Copy out the lines that have "permissions" in them.

[start Records for processing]

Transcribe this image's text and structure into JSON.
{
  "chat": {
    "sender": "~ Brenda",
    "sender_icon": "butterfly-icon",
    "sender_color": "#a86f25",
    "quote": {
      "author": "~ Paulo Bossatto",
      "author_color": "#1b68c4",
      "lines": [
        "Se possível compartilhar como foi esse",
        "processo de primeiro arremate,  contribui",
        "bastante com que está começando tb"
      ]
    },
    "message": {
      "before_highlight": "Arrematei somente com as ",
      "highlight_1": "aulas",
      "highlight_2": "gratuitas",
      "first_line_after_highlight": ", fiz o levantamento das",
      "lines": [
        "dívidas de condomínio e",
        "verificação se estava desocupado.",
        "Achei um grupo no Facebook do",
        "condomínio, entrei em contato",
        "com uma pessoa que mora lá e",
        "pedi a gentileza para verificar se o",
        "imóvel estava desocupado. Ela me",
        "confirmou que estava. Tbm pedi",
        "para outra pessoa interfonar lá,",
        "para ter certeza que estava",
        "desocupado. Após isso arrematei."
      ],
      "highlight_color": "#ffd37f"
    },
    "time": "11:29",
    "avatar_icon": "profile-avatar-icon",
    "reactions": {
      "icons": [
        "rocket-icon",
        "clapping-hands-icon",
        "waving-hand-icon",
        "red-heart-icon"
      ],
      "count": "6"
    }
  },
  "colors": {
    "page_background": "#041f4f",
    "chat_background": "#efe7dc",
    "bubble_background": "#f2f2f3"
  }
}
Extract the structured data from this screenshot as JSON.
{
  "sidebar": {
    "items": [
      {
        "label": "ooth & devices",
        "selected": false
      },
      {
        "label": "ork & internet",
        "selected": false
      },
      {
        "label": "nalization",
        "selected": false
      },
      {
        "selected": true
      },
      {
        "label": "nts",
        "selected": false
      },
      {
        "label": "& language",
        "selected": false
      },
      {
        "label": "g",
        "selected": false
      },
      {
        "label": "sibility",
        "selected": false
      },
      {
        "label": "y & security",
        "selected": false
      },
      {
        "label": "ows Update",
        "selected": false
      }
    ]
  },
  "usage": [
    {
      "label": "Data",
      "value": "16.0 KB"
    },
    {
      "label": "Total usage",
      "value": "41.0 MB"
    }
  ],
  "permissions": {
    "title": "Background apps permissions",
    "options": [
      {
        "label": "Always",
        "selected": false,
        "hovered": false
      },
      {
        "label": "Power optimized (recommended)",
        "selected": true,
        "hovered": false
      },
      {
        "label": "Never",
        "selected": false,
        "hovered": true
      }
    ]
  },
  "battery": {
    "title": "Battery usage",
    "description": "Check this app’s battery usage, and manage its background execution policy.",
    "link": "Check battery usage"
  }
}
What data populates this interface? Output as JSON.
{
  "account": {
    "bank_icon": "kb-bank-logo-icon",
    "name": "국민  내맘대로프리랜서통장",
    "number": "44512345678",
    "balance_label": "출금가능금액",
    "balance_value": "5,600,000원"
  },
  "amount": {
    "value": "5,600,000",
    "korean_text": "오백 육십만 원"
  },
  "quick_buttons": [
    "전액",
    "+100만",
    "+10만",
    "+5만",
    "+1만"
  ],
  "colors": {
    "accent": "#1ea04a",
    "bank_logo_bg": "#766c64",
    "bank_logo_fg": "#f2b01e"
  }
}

[end Records for processing]

### Task answer
  "permissions": {
    "title": "Background apps permissions",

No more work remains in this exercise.